──────── Entries shown

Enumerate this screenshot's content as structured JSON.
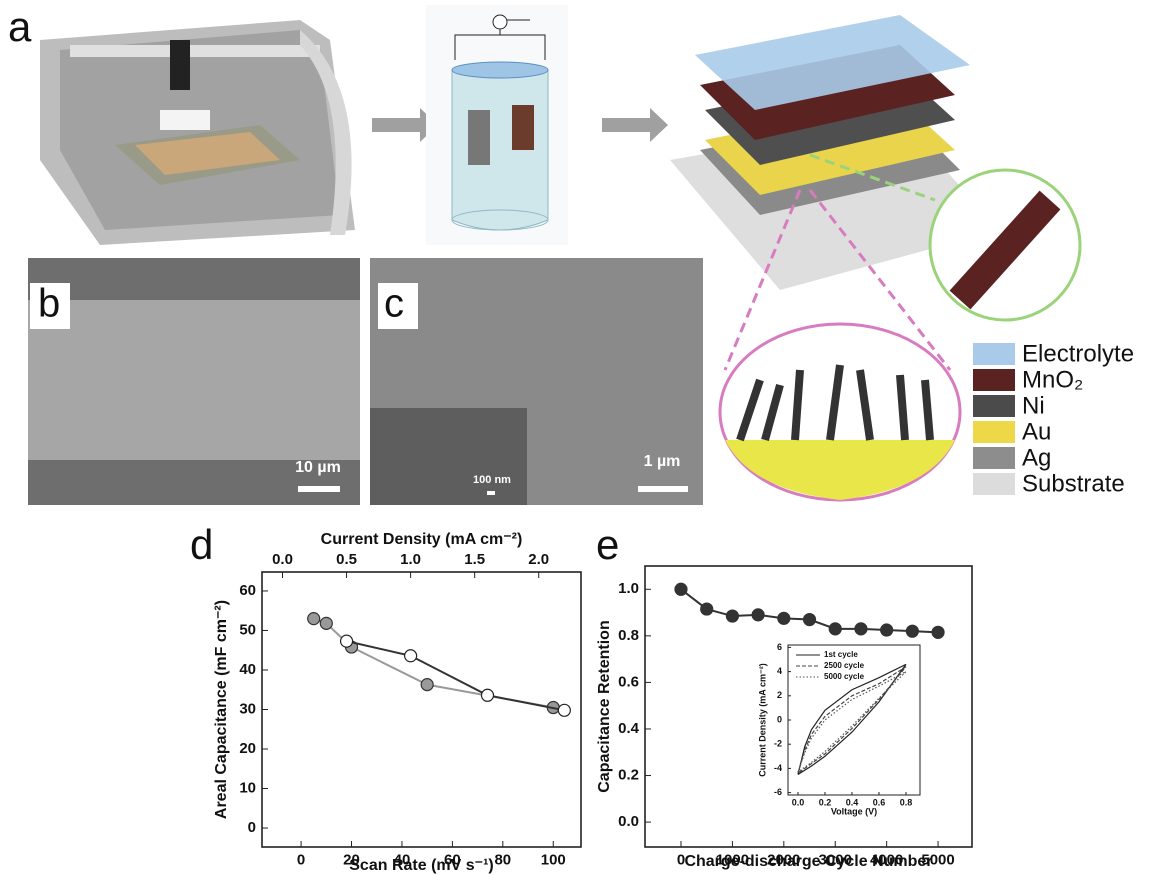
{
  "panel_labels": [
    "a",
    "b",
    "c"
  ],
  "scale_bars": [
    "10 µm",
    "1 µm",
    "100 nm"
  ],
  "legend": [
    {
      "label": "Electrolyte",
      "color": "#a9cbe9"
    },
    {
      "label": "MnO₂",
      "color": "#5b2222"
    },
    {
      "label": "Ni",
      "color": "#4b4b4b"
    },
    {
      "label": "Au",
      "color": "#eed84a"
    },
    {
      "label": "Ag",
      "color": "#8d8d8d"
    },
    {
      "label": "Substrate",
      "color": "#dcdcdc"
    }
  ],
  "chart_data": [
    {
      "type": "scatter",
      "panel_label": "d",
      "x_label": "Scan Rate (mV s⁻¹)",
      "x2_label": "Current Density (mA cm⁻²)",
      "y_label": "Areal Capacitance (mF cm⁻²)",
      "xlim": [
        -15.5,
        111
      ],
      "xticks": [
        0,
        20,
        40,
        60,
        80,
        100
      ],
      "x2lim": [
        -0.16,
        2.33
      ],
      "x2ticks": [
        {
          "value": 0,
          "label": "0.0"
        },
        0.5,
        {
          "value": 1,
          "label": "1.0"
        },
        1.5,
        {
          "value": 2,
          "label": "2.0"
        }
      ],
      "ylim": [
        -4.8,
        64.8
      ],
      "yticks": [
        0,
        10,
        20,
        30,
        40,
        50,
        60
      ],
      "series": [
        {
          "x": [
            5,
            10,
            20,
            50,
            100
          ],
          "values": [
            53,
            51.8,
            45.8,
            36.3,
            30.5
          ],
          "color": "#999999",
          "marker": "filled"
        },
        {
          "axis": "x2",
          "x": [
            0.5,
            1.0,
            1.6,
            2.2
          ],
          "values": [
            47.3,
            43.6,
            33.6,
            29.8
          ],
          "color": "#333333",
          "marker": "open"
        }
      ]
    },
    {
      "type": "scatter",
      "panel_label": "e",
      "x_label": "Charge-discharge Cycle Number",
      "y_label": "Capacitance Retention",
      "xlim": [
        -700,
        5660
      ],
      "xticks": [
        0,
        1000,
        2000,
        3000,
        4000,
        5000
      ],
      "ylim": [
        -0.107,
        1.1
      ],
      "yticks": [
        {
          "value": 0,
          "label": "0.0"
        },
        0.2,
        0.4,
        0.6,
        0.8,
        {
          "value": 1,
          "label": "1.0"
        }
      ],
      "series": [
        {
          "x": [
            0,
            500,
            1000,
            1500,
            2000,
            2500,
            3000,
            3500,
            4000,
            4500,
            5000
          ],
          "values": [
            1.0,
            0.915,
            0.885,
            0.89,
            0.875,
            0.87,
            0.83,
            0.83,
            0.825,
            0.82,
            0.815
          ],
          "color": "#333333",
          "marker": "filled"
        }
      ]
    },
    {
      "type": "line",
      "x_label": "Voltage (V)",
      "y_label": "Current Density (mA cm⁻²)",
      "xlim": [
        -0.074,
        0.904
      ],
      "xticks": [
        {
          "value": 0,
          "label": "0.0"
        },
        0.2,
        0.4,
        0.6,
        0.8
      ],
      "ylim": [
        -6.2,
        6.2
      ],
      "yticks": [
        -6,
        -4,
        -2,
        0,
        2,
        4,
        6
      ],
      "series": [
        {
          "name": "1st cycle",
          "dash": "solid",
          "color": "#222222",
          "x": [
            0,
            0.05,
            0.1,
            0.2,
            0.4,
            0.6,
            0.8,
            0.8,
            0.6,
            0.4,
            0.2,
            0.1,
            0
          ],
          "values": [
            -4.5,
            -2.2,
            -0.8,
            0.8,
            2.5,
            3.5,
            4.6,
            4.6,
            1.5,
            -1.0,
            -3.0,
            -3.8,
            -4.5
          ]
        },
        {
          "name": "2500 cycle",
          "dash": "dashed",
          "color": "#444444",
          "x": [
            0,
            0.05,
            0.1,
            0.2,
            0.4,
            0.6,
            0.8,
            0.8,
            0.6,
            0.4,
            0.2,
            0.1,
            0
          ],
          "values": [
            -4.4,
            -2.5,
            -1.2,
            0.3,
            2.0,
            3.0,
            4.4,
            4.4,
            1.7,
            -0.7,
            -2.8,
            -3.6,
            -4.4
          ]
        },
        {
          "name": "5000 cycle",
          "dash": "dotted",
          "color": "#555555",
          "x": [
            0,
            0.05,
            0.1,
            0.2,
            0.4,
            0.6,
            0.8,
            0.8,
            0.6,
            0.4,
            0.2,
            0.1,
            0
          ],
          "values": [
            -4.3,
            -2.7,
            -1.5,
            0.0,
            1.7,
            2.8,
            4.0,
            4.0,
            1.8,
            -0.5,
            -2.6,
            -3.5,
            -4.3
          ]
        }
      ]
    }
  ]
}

────────────────

Task statement -
Going through the entries above, report how many lines include the string "color". The number alone is the answer.

Exercise answer -
12